(Dataset listings of figures)
* * * *

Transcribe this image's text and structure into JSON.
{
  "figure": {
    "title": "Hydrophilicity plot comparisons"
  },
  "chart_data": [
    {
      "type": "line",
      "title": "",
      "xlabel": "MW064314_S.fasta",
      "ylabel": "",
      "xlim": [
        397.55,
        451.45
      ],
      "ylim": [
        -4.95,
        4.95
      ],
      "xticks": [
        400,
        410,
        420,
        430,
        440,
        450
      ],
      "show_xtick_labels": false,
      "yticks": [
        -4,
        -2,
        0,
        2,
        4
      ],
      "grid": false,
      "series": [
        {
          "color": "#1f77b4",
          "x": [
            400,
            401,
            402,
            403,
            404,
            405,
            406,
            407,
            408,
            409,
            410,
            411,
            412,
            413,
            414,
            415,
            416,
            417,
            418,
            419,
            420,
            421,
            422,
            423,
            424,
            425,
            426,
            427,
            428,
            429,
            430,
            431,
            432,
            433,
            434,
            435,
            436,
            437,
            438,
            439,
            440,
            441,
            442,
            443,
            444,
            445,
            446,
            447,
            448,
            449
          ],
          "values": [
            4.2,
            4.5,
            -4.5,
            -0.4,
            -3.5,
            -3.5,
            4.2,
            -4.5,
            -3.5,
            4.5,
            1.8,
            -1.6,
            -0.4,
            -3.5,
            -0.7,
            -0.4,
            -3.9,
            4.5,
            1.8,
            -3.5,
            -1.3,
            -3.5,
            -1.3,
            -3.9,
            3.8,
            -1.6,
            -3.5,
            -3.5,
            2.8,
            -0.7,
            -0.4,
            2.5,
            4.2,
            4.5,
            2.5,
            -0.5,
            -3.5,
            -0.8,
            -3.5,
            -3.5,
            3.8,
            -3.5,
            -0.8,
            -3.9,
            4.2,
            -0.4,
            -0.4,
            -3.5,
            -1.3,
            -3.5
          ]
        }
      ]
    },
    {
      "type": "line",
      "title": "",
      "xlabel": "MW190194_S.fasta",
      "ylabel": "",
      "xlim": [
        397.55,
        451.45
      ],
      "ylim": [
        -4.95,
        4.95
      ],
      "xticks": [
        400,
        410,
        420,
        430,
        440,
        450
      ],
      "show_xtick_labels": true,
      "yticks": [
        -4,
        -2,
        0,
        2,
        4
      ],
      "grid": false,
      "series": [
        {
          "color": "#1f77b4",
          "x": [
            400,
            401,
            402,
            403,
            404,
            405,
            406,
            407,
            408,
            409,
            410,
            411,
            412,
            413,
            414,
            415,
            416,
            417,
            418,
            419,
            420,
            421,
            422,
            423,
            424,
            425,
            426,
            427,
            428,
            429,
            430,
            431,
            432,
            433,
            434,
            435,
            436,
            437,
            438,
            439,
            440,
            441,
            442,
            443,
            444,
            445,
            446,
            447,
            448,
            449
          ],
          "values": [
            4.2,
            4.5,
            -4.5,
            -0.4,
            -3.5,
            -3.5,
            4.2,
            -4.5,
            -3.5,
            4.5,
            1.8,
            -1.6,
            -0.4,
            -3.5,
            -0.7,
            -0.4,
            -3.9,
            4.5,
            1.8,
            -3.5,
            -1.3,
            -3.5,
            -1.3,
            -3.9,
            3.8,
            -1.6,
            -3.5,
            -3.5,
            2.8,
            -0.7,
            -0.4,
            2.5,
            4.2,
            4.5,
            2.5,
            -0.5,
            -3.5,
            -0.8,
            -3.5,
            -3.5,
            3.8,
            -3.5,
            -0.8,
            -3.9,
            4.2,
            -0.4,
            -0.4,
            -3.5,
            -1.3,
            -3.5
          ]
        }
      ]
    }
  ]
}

* * * *

_Exercise directions_
Return every line of the material exactly.

_Solved exercise_
Transcribe this image's text and structure into JSON.
{
  "figure": {
    "title": "Hydrophilicity plot comparisons"
  },
  "chart_data": [
    {
      "type": "line",
      "title": "",
      "xlabel": "MW064314_S.fasta",
      "ylabel": "",
      "xlim": [
        397.55,
        451.45
      ],
      "ylim": [
        -4.95,
        4.95
      ],
      "xticks": [
        400,
        410,
        420,
        430,
        440,
        450
      ],
      "show_xtick_labels": false,
      "yticks": [
        -4,
        -2,
        0,
        2,
        4
      ],
      "grid": false,
      "series": [
        {
          "color": "#1f77b4",
          "x": [
            400,
            401,
            402,
            403,
            404,
            405,
            406,
            407,
            408,
            409,
            410,
            411,
            412,
            413,
            414,
            415,
            416,
            417,
            418,
            419,
            420,
            421,
            422,
            423,
            424,
            425,
            426,
            427,
            428,
            429,
            430,
            431,
            432,
            433,
            434,
            435,
            436,
            437,
            438,
            439,
            440,
            441,
            442,
            443,
            444,
            445,
            446,
            447,
            448,
            449
          ],
          "values": [
            4.2,
            4.5,
            -4.5,
            -0.4,
            -3.5,
            -3.5,
            4.2,
            -4.5,
            -3.5,
            4.5,
            1.8,
            -1.6,
            -0.4,
            -3.5,
            -0.7,
            -0.4,
            -3.9,
            4.5,
            1.8,
            -3.5,
            -1.3,
            -3.5,
            -1.3,
            -3.9,
            3.8,
            -1.6,
            -3.5,
            -3.5,
            2.8,
            -0.7,
            -0.4,
            2.5,
            4.2,
            4.5,
            2.5,
            -0.5,
            -3.5,
            -0.8,
            -3.5,
            -3.5,
            3.8,
            -3.5,
            -0.8,
            -3.9,
            4.2,
            -0.4,
            -0.4,
            -3.5,
            -1.3,
            -3.5
          ]
        }
      ]
    },
    {
      "type": "line",
      "title": "",
      "xlabel": "MW190194_S.fasta",
      "ylabel": "",
      "xlim": [
        397.55,
        451.45
      ],
      "ylim": [
        -4.95,
        4.95
      ],
      "xticks": [
        400,
        410,
        420,
        430,
        440,
        450
      ],
      "show_xtick_labels": true,
      "yticks": [
        -4,
        -2,
        0,
        2,
        4
      ],
      "grid": false,
      "series": [
        {
          "color": "#1f77b4",
          "x": [
            400,
            401,
            402,
            403,
            404,
            405,
            406,
            407,
            408,
            409,
            410,
            411,
            412,
            413,
            414,
            415,
            416,
            417,
            418,
            419,
            420,
            421,
            422,
            423,
            424,
            425,
            426,
            427,
            428,
            429,
            430,
            431,
            432,
            433,
            434,
            435,
            436,
            437,
            438,
            439,
            440,
            441,
            442,
            443,
            444,
            445,
            446,
            447,
            448,
            449
          ],
          "values": [
            4.2,
            4.5,
            -4.5,
            -0.4,
            -3.5,
            -3.5,
            4.2,
            -4.5,
            -3.5,
            4.5,
            1.8,
            -1.6,
            -0.4,
            -3.5,
            -0.7,
            -0.4,
            -3.9,
            4.5,
            1.8,
            -3.5,
            -1.3,
            -3.5,
            -1.3,
            -3.9,
            3.8,
            -1.6,
            -3.5,
            -3.5,
            2.8,
            -0.7,
            -0.4,
            2.5,
            4.2,
            4.5,
            2.5,
            -0.5,
            -3.5,
            -0.8,
            -3.5,
            -3.5,
            3.8,
            -3.5,
            -0.8,
            -3.9,
            4.2,
            -0.4,
            -0.4,
            -3.5,
            -1.3,
            -3.5
          ]
        }
      ]
    }
  ]
}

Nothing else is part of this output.